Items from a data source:
════
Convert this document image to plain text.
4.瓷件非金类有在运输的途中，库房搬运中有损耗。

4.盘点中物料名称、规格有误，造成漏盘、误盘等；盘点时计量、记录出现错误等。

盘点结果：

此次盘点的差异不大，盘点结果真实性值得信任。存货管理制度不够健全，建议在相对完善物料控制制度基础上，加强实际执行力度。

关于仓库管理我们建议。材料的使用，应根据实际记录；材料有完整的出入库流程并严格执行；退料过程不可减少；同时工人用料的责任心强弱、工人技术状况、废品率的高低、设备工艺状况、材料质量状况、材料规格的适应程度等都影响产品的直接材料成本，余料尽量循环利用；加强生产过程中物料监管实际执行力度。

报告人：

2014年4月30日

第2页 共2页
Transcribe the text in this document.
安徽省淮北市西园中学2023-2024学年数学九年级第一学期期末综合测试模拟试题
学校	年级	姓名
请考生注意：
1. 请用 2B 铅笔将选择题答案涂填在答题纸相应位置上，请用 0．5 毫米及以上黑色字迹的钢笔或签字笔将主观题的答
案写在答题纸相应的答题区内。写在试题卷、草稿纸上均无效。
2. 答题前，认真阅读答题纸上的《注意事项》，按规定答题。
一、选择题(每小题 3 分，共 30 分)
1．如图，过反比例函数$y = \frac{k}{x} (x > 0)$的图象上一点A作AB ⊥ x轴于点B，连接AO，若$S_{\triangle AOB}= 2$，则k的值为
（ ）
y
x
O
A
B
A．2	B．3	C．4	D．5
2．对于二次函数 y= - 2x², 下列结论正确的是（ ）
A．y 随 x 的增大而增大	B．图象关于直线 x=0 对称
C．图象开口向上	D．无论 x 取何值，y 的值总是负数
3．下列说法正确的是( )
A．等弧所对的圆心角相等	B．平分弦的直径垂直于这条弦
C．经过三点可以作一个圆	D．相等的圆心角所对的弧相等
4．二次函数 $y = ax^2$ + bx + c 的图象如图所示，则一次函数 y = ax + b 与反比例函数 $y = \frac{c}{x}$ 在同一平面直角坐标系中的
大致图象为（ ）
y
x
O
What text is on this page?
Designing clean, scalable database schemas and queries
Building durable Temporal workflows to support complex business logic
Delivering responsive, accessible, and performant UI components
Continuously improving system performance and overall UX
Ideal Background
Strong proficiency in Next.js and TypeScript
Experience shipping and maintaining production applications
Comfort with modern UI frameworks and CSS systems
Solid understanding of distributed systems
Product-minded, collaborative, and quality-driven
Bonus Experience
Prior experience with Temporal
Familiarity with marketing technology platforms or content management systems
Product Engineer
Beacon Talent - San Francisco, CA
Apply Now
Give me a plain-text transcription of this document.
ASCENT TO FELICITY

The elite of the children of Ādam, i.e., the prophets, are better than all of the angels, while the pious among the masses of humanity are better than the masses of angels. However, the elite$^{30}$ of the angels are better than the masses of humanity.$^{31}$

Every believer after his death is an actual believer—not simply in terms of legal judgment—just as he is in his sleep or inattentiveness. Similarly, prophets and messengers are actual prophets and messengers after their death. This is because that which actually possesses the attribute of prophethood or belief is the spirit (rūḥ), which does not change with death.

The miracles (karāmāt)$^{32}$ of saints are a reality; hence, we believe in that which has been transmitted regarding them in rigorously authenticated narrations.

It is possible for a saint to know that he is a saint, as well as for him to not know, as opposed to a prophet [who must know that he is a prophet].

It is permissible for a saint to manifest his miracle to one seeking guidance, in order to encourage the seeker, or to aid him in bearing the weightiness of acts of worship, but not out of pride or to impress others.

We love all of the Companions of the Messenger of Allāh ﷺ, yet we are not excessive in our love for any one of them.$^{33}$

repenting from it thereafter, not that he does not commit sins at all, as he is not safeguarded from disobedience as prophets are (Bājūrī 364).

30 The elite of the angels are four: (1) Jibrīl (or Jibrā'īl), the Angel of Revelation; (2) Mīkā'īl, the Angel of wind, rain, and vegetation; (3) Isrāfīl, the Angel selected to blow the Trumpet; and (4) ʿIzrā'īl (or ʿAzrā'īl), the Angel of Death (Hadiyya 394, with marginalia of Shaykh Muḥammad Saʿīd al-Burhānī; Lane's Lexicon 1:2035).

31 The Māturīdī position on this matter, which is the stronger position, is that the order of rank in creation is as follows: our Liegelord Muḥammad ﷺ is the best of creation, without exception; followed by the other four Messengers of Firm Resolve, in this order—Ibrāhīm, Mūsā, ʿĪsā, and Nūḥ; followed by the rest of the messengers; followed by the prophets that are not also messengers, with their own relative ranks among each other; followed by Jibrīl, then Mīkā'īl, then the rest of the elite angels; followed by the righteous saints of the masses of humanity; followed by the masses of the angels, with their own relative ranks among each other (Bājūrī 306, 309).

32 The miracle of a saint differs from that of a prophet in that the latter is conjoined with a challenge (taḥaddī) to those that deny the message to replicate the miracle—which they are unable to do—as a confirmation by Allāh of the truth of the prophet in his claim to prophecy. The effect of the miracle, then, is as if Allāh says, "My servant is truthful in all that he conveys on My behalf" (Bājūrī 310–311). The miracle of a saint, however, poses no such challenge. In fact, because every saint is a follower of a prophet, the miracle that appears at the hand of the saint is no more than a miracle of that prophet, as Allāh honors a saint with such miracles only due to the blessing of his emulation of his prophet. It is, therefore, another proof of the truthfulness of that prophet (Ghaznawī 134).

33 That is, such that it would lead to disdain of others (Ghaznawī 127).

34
════
TASK TO COMPLETE: Quote every line of the data, word for word.

FINISHED EXERCISE:
Convert this document image to plain text.
4.瓷件非金类有在运输的途中，库房搬运中有损耗。

4.盘点中物料名称、规格有误，造成漏盘、误盘等；盘点时计量、记录出现错误等。

盘点结果：

此次盘点的差异不大，盘点结果真实性值得信任。存货管理制度不够健全，建议在相对完善物料控制制度基础上，加强实际执行力度。

关于仓库管理我们建议。材料的使用，应根据实际记录；材料有完整的出入库流程并严格执行；退料过程不可减少；同时工人用料的责任心强弱、工人技术状况、废品率的高低、设备工艺状况、材料质量状况、材料规格的适应程度等都影响产品的直接材料成本，余料尽量循环利用；加强生产过程中物料监管实际执行力度。

报告人：

2014年4月30日

第2页 共2页
Transcribe the text in this document.
安徽省淮北市西园中学2023-2024学年数学九年级第一学期期末综合测试模拟试题
学校	年级	姓名
请考生注意：
1. 请用 2B 铅笔将选择题答案涂填在答题纸相应位置上，请用 0．5 毫米及以上黑色字迹的钢笔或签字笔将主观题的答
案写在答题纸相应的答题区内。写在试题卷、草稿纸上均无效。
2. 答题前，认真阅读答题纸上的《注意事项》，按规定答题。
一、选择题(每小题 3 分，共 30 分)
1．如图，过反比例函数$y = \frac{k}{x} (x > 0)$的图象上一点A作AB ⊥ x轴于点B，连接AO，若$S_{\triangle AOB}= 2$，则k的值为
（ ）
y
x
O
A
B
A．2	B．3	C．4	D．5
2．对于二次函数 y= - 2x², 下列结论正确的是（ ）
A．y 随 x 的增大而增大	B．图象关于直线 x=0 对称
C．图象开口向上	D．无论 x 取何值，y 的值总是负数
3．下列说法正确的是( )
A．等弧所对的圆心角相等	B．平分弦的直径垂直于这条弦
C．经过三点可以作一个圆	D．相等的圆心角所对的弧相等
4．二次函数 $y = ax^2$ + bx + c 的图象如图所示，则一次函数 y = ax + b 与反比例函数 $y = \frac{c}{x}$ 在同一平面直角坐标系中的
大致图象为（ ）
y
x
O
What text is on this page?
Designing clean, scalable database schemas and queries
Building durable Temporal workflows to support complex business logic
Delivering responsive, accessible, and performant UI components
Continuously improving system performance and overall UX
Ideal Background
Strong proficiency in Next.js and TypeScript
Experience shipping and maintaining production applications
Comfort with modern UI frameworks and CSS systems
Solid understanding of distributed systems
Product-minded, collaborative, and quality-driven
Bonus Experience
Prior experience with Temporal
Familiarity with marketing technology platforms or content management systems
Product Engineer
Beacon Talent - San Francisco, CA
Apply Now
Give me a plain-text transcription of this document.
ASCENT TO FELICITY

The elite of the children of Ādam, i.e., the prophets, are better than all of the angels, while the pious among the masses of humanity are better than the masses of angels. However, the elite$^{30}$ of the angels are better than the masses of humanity.$^{31}$

Every believer after his death is an actual believer—not simply in terms of legal judgment—just as he is in his sleep or inattentiveness. Similarly, prophets and messengers are actual prophets and messengers after their death. This is because that which actually possesses the attribute of prophethood or belief is the spirit (rūḥ), which does not change with death.

The miracles (karāmāt)$^{32}$ of saints are a reality; hence, we believe in that which has been transmitted regarding them in rigorously authenticated narrations.

It is possible for a saint to know that he is a saint, as well as for him to not know, as opposed to a prophet [who must know that he is a prophet].

It is permissible for a saint to manifest his miracle to one seeking guidance, in order to encourage the seeker, or to aid him in bearing the weightiness of acts of worship, but not out of pride or to impress others.

We love all of the Companions of the Messenger of Allāh ﷺ, yet we are not excessive in our love for any one of them.$^{33}$

repenting from it thereafter, not that he does not commit sins at all, as he is not safeguarded from disobedience as prophets are (Bājūrī 364).

30 The elite of the angels are four: (1) Jibrīl (or Jibrā'īl), the Angel of Revelation; (2) Mīkā'īl, the Angel of wind, rain, and vegetation; (3) Isrāfīl, the Angel selected to blow the Trumpet; and (4) ʿIzrā'īl (or ʿAzrā'īl), the Angel of Death (Hadiyya 394, with marginalia of Shaykh Muḥammad Saʿīd al-Burhānī; Lane's Lexicon 1:2035).

31 The Māturīdī position on this matter, which is the stronger position, is that the order of rank in creation is as follows: our Liegelord Muḥammad ﷺ is the best of creation, without exception; followed by the other four Messengers of Firm Resolve, in this order—Ibrāhīm, Mūsā, ʿĪsā, and Nūḥ; followed by the rest of the messengers; followed by the prophets that are not also messengers, with their own relative ranks among each other; followed by Jibrīl, then Mīkā'īl, then the rest of the elite angels; followed by the righteous saints of the masses of humanity; followed by the masses of the angels, with their own relative ranks among each other (Bājūrī 306, 309).

32 The miracle of a saint differs from that of a prophet in that the latter is conjoined with a challenge (taḥaddī) to those that deny the message to replicate the miracle—which they are unable to do—as a confirmation by Allāh of the truth of the prophet in his claim to prophecy. The effect of the miracle, then, is as if Allāh says, "My servant is truthful in all that he conveys on My behalf" (Bājūrī 310–311). The miracle of a saint, however, poses no such challenge. In fact, because every saint is a follower of a prophet, the miracle that appears at the hand of the saint is no more than a miracle of that prophet, as Allāh honors a saint with such miracles only due to the blessing of his emulation of his prophet. It is, therefore, another proof of the truthfulness of that prophet (Ghaznawī 134).

33 That is, such that it would lead to disdain of others (Ghaznawī 127).

34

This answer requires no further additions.